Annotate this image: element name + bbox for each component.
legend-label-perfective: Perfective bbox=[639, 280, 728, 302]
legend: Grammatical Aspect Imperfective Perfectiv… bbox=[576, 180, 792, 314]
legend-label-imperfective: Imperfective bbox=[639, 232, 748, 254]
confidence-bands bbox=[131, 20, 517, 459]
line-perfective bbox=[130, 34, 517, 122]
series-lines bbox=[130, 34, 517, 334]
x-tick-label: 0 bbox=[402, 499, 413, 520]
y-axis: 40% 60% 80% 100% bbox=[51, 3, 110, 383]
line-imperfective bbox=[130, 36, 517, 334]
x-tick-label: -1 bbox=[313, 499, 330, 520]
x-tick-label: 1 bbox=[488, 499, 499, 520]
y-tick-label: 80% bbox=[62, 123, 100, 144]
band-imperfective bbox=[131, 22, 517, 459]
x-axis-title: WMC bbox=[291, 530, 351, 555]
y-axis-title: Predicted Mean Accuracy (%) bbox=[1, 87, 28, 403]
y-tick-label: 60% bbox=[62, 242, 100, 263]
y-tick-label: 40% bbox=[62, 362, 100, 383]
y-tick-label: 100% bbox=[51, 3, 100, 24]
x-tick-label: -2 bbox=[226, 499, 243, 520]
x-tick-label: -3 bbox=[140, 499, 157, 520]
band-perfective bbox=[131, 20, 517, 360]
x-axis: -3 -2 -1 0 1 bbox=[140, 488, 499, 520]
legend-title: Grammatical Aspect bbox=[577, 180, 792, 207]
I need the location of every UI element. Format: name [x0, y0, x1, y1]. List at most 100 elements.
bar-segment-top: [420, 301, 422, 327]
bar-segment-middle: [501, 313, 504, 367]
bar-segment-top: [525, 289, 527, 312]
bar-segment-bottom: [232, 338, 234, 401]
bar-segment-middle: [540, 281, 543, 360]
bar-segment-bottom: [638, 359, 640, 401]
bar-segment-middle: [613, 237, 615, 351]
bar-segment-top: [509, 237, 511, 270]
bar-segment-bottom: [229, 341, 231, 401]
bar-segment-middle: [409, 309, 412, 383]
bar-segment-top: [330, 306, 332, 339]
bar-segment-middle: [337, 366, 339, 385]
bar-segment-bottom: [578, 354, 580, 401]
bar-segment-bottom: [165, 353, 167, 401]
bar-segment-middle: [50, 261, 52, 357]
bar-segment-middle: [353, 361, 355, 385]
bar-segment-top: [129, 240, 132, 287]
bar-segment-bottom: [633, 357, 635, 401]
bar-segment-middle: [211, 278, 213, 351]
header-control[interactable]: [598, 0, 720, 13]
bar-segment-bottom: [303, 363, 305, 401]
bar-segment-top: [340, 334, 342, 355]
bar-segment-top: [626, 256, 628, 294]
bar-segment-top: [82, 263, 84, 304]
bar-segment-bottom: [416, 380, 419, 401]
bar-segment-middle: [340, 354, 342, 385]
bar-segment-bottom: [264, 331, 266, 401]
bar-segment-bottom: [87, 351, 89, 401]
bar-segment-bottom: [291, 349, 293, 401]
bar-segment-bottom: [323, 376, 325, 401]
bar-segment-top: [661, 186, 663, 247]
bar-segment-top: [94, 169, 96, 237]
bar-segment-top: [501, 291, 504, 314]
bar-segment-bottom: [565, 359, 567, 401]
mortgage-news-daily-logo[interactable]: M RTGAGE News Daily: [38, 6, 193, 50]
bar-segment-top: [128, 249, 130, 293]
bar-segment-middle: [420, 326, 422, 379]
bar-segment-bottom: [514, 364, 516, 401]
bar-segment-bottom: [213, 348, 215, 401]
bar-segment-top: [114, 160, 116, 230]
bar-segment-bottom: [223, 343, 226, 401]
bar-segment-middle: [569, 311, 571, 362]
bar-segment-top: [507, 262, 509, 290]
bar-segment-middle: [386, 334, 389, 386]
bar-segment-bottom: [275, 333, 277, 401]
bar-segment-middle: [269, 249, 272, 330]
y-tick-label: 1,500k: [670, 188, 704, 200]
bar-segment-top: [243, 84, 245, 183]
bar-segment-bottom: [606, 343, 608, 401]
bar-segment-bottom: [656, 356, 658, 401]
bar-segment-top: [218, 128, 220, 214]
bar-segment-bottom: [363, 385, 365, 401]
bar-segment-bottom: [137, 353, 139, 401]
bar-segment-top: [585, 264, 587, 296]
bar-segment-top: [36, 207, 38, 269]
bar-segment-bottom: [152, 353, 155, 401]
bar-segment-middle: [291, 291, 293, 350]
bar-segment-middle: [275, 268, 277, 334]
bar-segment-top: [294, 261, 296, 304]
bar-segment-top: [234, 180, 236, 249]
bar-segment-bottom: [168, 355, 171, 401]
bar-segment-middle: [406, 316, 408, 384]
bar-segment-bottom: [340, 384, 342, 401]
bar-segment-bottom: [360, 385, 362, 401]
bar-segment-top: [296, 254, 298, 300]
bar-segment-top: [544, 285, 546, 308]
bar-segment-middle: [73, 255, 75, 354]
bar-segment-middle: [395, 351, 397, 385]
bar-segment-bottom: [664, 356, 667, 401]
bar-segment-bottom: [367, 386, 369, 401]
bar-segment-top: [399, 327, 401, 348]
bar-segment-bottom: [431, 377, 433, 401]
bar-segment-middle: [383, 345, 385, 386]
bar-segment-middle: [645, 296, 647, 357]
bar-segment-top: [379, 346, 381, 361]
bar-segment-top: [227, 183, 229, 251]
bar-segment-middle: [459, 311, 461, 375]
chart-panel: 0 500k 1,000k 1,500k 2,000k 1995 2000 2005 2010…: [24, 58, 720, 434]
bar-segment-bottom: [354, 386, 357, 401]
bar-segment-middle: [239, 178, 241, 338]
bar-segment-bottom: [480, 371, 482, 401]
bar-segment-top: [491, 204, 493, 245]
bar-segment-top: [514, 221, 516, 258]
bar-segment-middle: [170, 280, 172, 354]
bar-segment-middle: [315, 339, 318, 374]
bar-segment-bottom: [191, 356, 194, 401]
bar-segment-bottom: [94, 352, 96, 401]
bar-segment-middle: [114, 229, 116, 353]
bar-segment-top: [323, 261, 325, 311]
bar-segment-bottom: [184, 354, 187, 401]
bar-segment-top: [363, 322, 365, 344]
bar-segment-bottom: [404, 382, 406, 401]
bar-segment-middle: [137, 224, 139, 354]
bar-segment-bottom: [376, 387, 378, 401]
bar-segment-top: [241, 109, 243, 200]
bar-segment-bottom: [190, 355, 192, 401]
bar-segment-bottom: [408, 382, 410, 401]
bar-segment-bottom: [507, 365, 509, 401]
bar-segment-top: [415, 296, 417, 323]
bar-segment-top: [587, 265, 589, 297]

========================

**Challenge:** List every line of the records above that contains the word "Grammatical".

**Output of the task:**
legend: Grammatical Aspect Imperfective Perfectiv… bbox=[576, 180, 792, 314]
legend-title: Grammatical Aspect bbox=[577, 180, 792, 207]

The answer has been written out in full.